■ What to do: Extract every line that contains the word "values".
>> start
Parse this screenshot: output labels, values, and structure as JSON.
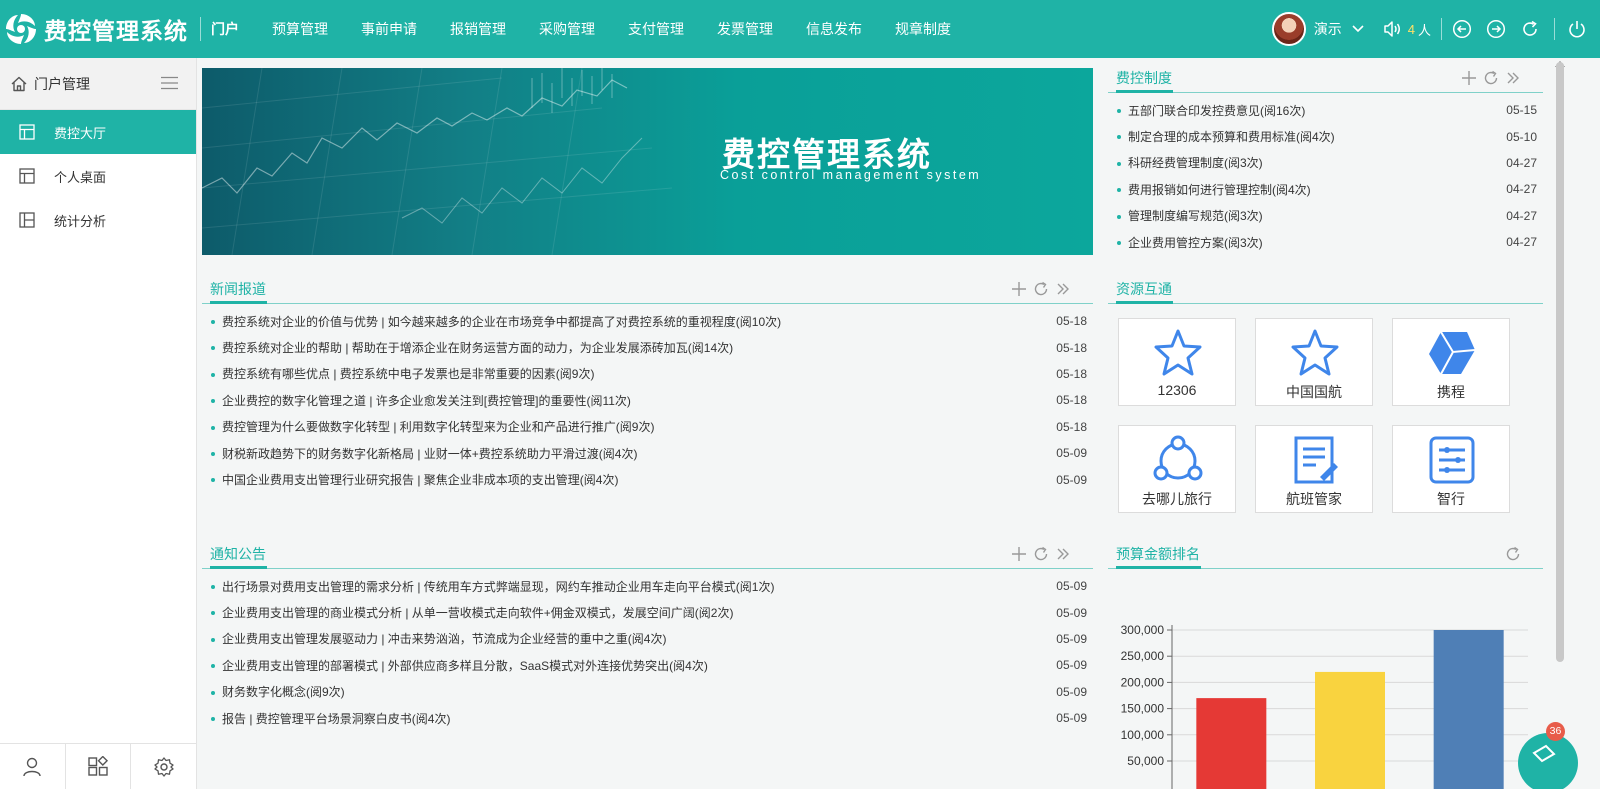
{
  "app": {
    "title": "费控管理系统"
  },
  "topnav": [
    {
      "label": "门户",
      "active": true
    },
    {
      "label": "预算管理"
    },
    {
      "label": "事前申请"
    },
    {
      "label": "报销管理"
    },
    {
      "label": "采购管理"
    },
    {
      "label": "支付管理"
    },
    {
      "label": "发票管理"
    },
    {
      "label": "信息发布"
    },
    {
      "label": "规章制度"
    }
  ],
  "user": {
    "name": "演示",
    "online_count": "4",
    "online_unit": "人"
  },
  "sidebar": {
    "title": "门户管理",
    "items": [
      {
        "label": "费控大厅",
        "active": true
      },
      {
        "label": "个人桌面"
      },
      {
        "label": "统计分析"
      }
    ]
  },
  "banner": {
    "title": "费控管理系统",
    "subtitle": "Cost control management system"
  },
  "news": {
    "title": "新闻报道",
    "items": [
      {
        "text": "费控系统对企业的价值与优势 | 如今越来越多的企业在市场竞争中都提高了对费控系统的重视程度(阅10次)",
        "date": "05-18"
      },
      {
        "text": "费控系统对企业的帮助 | 帮助在于增添企业在财务运营方面的动力，为企业发展添砖加瓦(阅14次)",
        "date": "05-18"
      },
      {
        "text": "费控系统有哪些优点 | 费控系统中电子发票也是非常重要的因素(阅9次)",
        "date": "05-18"
      },
      {
        "text": "企业费控的数字化管理之道 | 许多企业愈发关注到[费控管理]的重要性(阅11次)",
        "date": "05-18"
      },
      {
        "text": "费控管理为什么要做数字化转型 | 利用数字化转型来为企业和产品进行推广(阅9次)",
        "date": "05-18"
      },
      {
        "text": "财税新政趋势下的财务数字化新格局 | 业财一体+费控系统助力平滑过渡(阅4次)",
        "date": "05-09"
      },
      {
        "text": "中国企业费用支出管理行业研究报告 | 聚焦企业非成本项的支出管理(阅4次)",
        "date": "05-09"
      }
    ]
  },
  "notices": {
    "title": "通知公告",
    "items": [
      {
        "text": "出行场景对费用支出管理的需求分析 | 传统用车方式弊端显现，网约车推动企业用车走向平台模式(阅1次)",
        "date": "05-09"
      },
      {
        "text": "企业费用支出管理的商业模式分析 | 从单一营收模式走向软件+佣金双模式，发展空间广阔(阅2次)",
        "date": "05-09"
      },
      {
        "text": "企业费用支出管理发展驱动力 | 冲击来势汹汹，节流成为企业经营的重中之重(阅4次)",
        "date": "05-09"
      },
      {
        "text": "企业费用支出管理的部署模式 | 外部供应商多样且分散，SaaS模式对外连接优势突出(阅4次)",
        "date": "05-09"
      },
      {
        "text": "财务数字化概念(阅9次)",
        "date": "05-09"
      },
      {
        "text": "报告 | 费控管理平台场景洞察白皮书(阅4次)",
        "date": "05-09"
      }
    ]
  },
  "policy": {
    "title": "费控制度",
    "items": [
      {
        "text": "五部门联合印发控费意见(阅16次)",
        "date": "05-15"
      },
      {
        "text": "制定合理的成本预算和费用标准(阅4次)",
        "date": "05-10"
      },
      {
        "text": "科研经费管理制度(阅3次)",
        "date": "04-27"
      },
      {
        "text": "费用报销如何进行管理控制(阅4次)",
        "date": "04-27"
      },
      {
        "text": "管理制度编写规范(阅3次)",
        "date": "04-27"
      },
      {
        "text": "企业费用管控方案(阅3次)",
        "date": "04-27"
      }
    ]
  },
  "resources": {
    "title": "资源互通",
    "items": [
      {
        "label": "12306",
        "icon": "star-icon"
      },
      {
        "label": "中国国航",
        "icon": "star-icon"
      },
      {
        "label": "携程",
        "icon": "box-icon"
      },
      {
        "label": "去哪儿旅行",
        "icon": "share-icon"
      },
      {
        "label": "航班管家",
        "icon": "document-icon"
      },
      {
        "label": "智行",
        "icon": "list-icon"
      }
    ]
  },
  "budget_rank": {
    "title": "预算金额排名"
  },
  "chart_data": {
    "type": "bar",
    "title": "",
    "xlabel": "",
    "ylabel": "",
    "categories": [
      "",
      "",
      ""
    ],
    "values": [
      170000,
      220000,
      300000
    ],
    "ylim": [
      50000,
      300000
    ],
    "yticks": [
      300000,
      250000,
      200000,
      150000,
      100000,
      50000
    ],
    "ytick_labels": [
      "300,000",
      "250,000",
      "200,000",
      "150,000",
      "100,000",
      "50,000"
    ],
    "bar_colors": [
      "#e53935",
      "#f9d33f",
      "#4f7fb6"
    ],
    "grid": true
  },
  "float_badge": {
    "count": "36"
  },
  "colors": {
    "primary": "#1fb3a6",
    "icon_blue": "#3f86ea"
  }
}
>> end
■ Solved problem:
Parse this screenshot: output labels, values, and structure as JSON.
    "values": [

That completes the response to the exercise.